◆ **Exercise directions**:
State how many lines in the records hold the word "JSON", giving the number and no other text.

Dataset records:
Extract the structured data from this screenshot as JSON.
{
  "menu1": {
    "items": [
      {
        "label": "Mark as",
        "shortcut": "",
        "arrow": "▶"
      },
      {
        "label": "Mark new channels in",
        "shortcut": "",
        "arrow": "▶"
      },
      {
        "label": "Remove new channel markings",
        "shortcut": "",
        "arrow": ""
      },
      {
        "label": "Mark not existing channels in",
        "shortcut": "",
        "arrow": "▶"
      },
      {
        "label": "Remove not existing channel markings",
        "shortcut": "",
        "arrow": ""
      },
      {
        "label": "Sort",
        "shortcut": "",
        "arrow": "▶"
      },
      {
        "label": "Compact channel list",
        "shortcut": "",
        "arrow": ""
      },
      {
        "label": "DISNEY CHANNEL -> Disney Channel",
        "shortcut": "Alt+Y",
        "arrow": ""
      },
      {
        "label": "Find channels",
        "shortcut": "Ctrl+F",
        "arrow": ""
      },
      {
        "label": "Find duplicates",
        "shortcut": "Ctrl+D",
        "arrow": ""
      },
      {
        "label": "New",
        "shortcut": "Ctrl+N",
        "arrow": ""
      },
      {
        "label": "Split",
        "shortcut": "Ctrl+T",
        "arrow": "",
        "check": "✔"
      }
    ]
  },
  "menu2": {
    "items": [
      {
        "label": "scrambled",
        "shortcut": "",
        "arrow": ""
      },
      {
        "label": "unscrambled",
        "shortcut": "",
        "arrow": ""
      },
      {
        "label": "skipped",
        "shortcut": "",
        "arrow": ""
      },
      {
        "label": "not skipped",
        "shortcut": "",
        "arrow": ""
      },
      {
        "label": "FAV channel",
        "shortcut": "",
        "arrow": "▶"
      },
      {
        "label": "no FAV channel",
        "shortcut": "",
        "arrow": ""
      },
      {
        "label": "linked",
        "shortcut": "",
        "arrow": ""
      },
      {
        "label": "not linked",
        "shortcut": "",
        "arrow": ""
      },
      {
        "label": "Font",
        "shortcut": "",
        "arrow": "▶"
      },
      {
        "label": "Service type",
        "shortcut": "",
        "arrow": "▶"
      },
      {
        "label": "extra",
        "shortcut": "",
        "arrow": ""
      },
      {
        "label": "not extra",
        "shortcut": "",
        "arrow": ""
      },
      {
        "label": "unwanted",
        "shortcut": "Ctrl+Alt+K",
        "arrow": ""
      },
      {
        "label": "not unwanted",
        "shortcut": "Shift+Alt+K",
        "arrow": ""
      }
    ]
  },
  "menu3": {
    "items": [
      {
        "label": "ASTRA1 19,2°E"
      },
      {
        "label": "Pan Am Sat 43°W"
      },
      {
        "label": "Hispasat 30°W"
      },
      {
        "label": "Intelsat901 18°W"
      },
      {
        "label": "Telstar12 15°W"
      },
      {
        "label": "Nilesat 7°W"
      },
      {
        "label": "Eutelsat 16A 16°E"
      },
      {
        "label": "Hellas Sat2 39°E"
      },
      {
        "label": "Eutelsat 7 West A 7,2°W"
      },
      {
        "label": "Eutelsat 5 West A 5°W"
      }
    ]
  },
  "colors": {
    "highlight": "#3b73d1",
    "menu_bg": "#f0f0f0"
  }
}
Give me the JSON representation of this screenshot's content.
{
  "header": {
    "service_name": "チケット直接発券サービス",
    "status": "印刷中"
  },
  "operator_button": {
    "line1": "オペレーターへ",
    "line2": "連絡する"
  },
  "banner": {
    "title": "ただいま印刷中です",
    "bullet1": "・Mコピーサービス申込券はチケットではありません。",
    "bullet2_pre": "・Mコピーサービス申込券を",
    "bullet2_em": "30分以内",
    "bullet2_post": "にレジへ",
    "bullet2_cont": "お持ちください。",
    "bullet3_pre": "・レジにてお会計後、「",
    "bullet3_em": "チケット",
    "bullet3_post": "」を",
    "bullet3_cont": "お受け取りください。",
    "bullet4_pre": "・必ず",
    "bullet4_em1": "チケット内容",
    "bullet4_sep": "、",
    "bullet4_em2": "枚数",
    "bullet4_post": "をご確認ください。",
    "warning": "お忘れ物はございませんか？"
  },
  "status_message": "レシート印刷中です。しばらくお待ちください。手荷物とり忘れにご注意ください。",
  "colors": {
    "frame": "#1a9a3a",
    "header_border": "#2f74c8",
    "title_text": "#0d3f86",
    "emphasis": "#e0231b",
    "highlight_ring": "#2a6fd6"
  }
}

◆ **The completed task**:
2